[Dataset items]

::::

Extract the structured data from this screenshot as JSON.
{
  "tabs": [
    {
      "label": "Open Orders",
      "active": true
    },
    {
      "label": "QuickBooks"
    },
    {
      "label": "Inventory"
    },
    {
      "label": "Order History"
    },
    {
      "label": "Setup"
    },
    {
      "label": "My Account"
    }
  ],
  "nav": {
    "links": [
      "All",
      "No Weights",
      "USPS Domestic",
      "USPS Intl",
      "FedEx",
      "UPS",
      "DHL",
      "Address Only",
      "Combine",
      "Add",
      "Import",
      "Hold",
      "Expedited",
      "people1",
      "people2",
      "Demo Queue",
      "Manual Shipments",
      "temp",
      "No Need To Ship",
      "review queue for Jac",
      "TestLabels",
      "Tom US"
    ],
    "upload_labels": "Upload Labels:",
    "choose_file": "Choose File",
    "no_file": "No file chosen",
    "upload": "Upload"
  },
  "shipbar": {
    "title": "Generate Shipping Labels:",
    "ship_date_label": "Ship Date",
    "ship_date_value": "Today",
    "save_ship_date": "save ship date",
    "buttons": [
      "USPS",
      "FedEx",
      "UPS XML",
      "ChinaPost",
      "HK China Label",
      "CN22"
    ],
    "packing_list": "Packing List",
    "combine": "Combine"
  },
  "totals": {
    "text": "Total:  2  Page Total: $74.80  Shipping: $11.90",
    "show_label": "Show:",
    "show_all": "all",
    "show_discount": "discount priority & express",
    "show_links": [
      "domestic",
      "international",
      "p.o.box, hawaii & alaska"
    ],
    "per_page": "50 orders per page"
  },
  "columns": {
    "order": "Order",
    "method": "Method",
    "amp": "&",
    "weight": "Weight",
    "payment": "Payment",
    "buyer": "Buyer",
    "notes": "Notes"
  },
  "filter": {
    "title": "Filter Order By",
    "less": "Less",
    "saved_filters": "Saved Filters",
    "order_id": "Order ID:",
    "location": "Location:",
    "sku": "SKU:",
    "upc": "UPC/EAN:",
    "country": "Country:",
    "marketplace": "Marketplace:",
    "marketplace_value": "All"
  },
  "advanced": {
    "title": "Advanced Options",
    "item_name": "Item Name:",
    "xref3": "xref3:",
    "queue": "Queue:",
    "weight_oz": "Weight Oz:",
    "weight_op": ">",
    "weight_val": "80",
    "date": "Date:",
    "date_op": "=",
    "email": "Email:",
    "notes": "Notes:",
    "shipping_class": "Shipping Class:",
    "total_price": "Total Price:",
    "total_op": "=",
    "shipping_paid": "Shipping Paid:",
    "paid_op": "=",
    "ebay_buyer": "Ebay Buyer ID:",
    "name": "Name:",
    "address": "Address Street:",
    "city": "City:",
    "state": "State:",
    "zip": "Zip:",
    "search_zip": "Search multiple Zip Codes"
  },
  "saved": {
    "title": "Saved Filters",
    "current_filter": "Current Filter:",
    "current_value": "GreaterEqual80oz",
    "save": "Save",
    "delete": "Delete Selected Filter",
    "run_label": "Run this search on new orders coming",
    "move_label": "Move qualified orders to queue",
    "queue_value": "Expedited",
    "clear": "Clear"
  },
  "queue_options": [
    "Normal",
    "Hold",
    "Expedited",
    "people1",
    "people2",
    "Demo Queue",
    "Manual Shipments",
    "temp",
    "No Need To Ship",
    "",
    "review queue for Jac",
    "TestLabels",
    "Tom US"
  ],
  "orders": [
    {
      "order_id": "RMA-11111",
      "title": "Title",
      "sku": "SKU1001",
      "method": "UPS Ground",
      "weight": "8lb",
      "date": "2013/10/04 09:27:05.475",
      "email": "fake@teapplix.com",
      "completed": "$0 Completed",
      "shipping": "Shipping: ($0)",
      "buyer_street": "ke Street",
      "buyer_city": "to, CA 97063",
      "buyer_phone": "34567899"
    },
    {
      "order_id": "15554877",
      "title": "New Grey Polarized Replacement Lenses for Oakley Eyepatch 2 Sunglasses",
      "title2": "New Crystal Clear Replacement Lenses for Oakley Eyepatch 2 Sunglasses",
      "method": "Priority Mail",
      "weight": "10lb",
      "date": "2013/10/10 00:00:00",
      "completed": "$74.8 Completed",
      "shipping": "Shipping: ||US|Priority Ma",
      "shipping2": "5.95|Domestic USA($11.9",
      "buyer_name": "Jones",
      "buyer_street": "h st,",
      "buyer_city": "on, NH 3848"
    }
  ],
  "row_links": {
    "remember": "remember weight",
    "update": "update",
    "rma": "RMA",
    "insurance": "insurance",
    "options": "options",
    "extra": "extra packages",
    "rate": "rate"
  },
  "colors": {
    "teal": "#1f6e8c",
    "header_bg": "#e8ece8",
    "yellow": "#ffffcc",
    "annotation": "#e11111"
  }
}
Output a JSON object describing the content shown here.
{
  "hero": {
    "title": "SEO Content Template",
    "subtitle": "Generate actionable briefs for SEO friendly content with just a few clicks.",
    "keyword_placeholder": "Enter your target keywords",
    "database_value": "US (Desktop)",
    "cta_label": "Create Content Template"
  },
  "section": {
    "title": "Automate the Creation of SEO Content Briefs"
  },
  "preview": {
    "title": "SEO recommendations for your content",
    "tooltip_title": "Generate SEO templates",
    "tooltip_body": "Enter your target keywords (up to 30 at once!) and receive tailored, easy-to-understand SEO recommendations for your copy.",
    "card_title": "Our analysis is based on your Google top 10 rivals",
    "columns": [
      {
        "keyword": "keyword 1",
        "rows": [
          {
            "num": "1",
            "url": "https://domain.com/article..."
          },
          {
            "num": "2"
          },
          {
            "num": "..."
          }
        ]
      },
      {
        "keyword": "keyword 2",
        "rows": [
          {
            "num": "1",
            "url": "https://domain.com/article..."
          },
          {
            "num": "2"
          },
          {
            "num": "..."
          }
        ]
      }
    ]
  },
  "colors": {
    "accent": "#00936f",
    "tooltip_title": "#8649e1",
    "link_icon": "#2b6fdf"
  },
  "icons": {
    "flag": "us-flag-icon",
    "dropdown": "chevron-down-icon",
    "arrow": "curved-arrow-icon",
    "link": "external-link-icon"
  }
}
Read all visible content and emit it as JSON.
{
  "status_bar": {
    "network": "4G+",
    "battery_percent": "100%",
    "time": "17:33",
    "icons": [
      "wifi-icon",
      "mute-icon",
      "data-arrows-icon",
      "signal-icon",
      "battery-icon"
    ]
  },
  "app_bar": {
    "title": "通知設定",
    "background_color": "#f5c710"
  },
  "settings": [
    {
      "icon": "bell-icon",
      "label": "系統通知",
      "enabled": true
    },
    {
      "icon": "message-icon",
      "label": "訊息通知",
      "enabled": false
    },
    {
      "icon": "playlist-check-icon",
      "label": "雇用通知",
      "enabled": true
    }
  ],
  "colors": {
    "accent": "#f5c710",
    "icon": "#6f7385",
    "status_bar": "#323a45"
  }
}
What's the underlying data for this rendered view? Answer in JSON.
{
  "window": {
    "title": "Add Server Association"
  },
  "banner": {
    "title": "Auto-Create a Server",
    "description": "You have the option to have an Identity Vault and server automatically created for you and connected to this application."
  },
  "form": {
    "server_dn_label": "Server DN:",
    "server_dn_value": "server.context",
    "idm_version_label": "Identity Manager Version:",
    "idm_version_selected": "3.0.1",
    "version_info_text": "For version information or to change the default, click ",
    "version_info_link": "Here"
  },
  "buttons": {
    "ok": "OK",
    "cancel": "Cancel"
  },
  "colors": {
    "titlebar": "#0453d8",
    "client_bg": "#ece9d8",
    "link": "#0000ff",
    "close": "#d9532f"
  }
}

::::

OBJECTIVE:
Quote each line of the data above exactly as written.

FINAL RESULT:
Extract the structured data from this screenshot as JSON.
{
  "tabs": [
    {
      "label": "Open Orders",
      "active": true
    },
    {
      "label": "QuickBooks"
    },
    {
      "label": "Inventory"
    },
    {
      "label": "Order History"
    },
    {
      "label": "Setup"
    },
    {
      "label": "My Account"
    }
  ],
  "nav": {
    "links": [
      "All",
      "No Weights",
      "USPS Domestic",
      "USPS Intl",
      "FedEx",
      "UPS",
      "DHL",
      "Address Only",
      "Combine",
      "Add",
      "Import",
      "Hold",
      "Expedited",
      "people1",
      "people2",
      "Demo Queue",
      "Manual Shipments",
      "temp",
      "No Need To Ship",
      "review queue for Jac",
      "TestLabels",
      "Tom US"
    ],
    "upload_labels": "Upload Labels:",
    "choose_file": "Choose File",
    "no_file": "No file chosen",
    "upload": "Upload"
  },
  "shipbar": {
    "title": "Generate Shipping Labels:",
    "ship_date_label": "Ship Date",
    "ship_date_value": "Today",
    "save_ship_date": "save ship date",
    "buttons": [
      "USPS",
      "FedEx",
      "UPS XML",
      "ChinaPost",
      "HK China Label",
      "CN22"
    ],
    "packing_list": "Packing List",
    "combine": "Combine"
  },
  "totals": {
    "text": "Total:  2  Page Total: $74.80  Shipping: $11.90",
    "show_label": "Show:",
    "show_all": "all",
    "show_discount": "discount priority & express",
    "show_links": [
      "domestic",
      "international",
      "p.o.box, hawaii & alaska"
    ],
    "per_page": "50 orders per page"
  },
  "columns": {
    "order": "Order",
    "method": "Method",
    "amp": "&",
    "weight": "Weight",
    "payment": "Payment",
    "buyer": "Buyer",
    "notes": "Notes"
  },
  "filter": {
    "title": "Filter Order By",
    "less": "Less",
    "saved_filters": "Saved Filters",
    "order_id": "Order ID:",
    "location": "Location:",
    "sku": "SKU:",
    "upc": "UPC/EAN:",
    "country": "Country:",
    "marketplace": "Marketplace:",
    "marketplace_value": "All"
  },
  "advanced": {
    "title": "Advanced Options",
    "item_name": "Item Name:",
    "xref3": "xref3:",
    "queue": "Queue:",
    "weight_oz": "Weight Oz:",
    "weight_op": ">",
    "weight_val": "80",
    "date": "Date:",
    "date_op": "=",
    "email": "Email:",
    "notes": "Notes:",
    "shipping_class": "Shipping Class:",
    "total_price": "Total Price:",
    "total_op": "=",
    "shipping_paid": "Shipping Paid:",
    "paid_op": "=",
    "ebay_buyer": "Ebay Buyer ID:",
    "name": "Name:",
    "address": "Address Street:",
    "city": "City:",
    "state": "State:",
    "zip": "Zip:",
    "search_zip": "Search multiple Zip Codes"
  },
  "saved": {
    "title": "Saved Filters",
    "current_filter": "Current Filter:",
    "current_value": "GreaterEqual80oz",
    "save": "Save",
    "delete": "Delete Selected Filter",
    "run_label": "Run this search on new orders coming",
    "move_label": "Move qualified orders to queue",
    "queue_value": "Expedited",
    "clear": "Clear"
  },
  "queue_options": [
    "Normal",
    "Hold",
    "Expedited",
    "people1",
    "people2",
    "Demo Queue",
    "Manual Shipments",
    "temp",
    "No Need To Ship",
    "",
    "review queue for Jac",
    "TestLabels",
    "Tom US"
  ],
  "orders": [
    {
      "order_id": "RMA-11111",
      "title": "Title",
      "sku": "SKU1001",
      "method": "UPS Ground",
      "weight": "8lb",
      "date": "2013/10/04 09:27:05.475",
      "email": "fake@teapplix.com",
      "completed": "$0 Completed",
      "shipping": "Shipping: ($0)",
      "buyer_street": "ke Street",
      "buyer_city": "to, CA 97063",
      "buyer_phone": "34567899"
    },
    {
      "order_id": "15554877",
      "title": "New Grey Polarized Replacement Lenses for Oakley Eyepatch 2 Sunglasses",
      "title2": "New Crystal Clear Replacement Lenses for Oakley Eyepatch 2 Sunglasses",
      "method": "Priority Mail",
      "weight": "10lb",
      "date": "2013/10/10 00:00:00",
      "completed": "$74.8 Completed",
      "shipping": "Shipping: ||US|Priority Ma",
      "shipping2": "5.95|Domestic USA($11.9",
      "buyer_name": "Jones",
      "buyer_street": "h st,",
      "buyer_city": "on, NH 3848"
    }
  ],
  "row_links": {
    "remember": "remember weight",
    "update": "update",
    "rma": "RMA",
    "insurance": "insurance",
    "options": "options",
    "extra": "extra packages",
    "rate": "rate"
  },
  "colors": {
    "teal": "#1f6e8c",
    "header_bg": "#e8ece8",
    "yellow": "#ffffcc",
    "annotation": "#e11111"
  }
}
Output a JSON object describing the content shown here.
{
  "hero": {
    "title": "SEO Content Template",
    "subtitle": "Generate actionable briefs for SEO friendly content with just a few clicks.",
    "keyword_placeholder": "Enter your target keywords",
    "database_value": "US (Desktop)",
    "cta_label": "Create Content Template"
  },
  "section": {
    "title": "Automate the Creation of SEO Content Briefs"
  },
  "preview": {
    "title": "SEO recommendations for your content",
    "tooltip_title": "Generate SEO templates",
    "tooltip_body": "Enter your target keywords (up to 30 at once!) and receive tailored, easy-to-understand SEO recommendations for your copy.",
    "card_title": "Our analysis is based on your Google top 10 rivals",
    "columns": [
      {
        "keyword": "keyword 1",
        "rows": [
          {
            "num": "1",
            "url": "https://domain.com/article..."
          },
          {
            "num": "2"
          },
          {
            "num": "..."
          }
        ]
      },
      {
        "keyword": "keyword 2",
        "rows": [
          {
            "num": "1",
            "url": "https://domain.com/article..."
          },
          {
            "num": "2"
          },
          {
            "num": "..."
          }
        ]
      }
    ]
  },
  "colors": {
    "accent": "#00936f",
    "tooltip_title": "#8649e1",
    "link_icon": "#2b6fdf"
  },
  "icons": {
    "flag": "us-flag-icon",
    "dropdown": "chevron-down-icon",
    "arrow": "curved-arrow-icon",
    "link": "external-link-icon"
  }
}
Read all visible content and emit it as JSON.
{
  "status_bar": {
    "network": "4G+",
    "battery_percent": "100%",
    "time": "17:33",
    "icons": [
      "wifi-icon",
      "mute-icon",
      "data-arrows-icon",
      "signal-icon",
      "battery-icon"
    ]
  },
  "app_bar": {
    "title": "通知設定",
    "background_color": "#f5c710"
  },
  "settings": [
    {
      "icon": "bell-icon",
      "label": "系統通知",
      "enabled": true
    },
    {
      "icon": "message-icon",
      "label": "訊息通知",
      "enabled": false
    },
    {
      "icon": "playlist-check-icon",
      "label": "雇用通知",
      "enabled": true
    }
  ],
  "colors": {
    "accent": "#f5c710",
    "icon": "#6f7385",
    "status_bar": "#323a45"
  }
}
What's the underlying data for this rendered view? Answer in JSON.
{
  "window": {
    "title": "Add Server Association"
  },
  "banner": {
    "title": "Auto-Create a Server",
    "description": "You have the option to have an Identity Vault and server automatically created for you and connected to this application."
  },
  "form": {
    "server_dn_label": "Server DN:",
    "server_dn_value": "server.context",
    "idm_version_label": "Identity Manager Version:",
    "idm_version_selected": "3.0.1",
    "version_info_text": "For version information or to change the default, click ",
    "version_info_link": "Here"
  },
  "buttons": {
    "ok": "OK",
    "cancel": "Cancel"
  },
  "colors": {
    "titlebar": "#0453d8",
    "client_bg": "#ece9d8",
    "link": "#0000ff",
    "close": "#d9532f"
  }
}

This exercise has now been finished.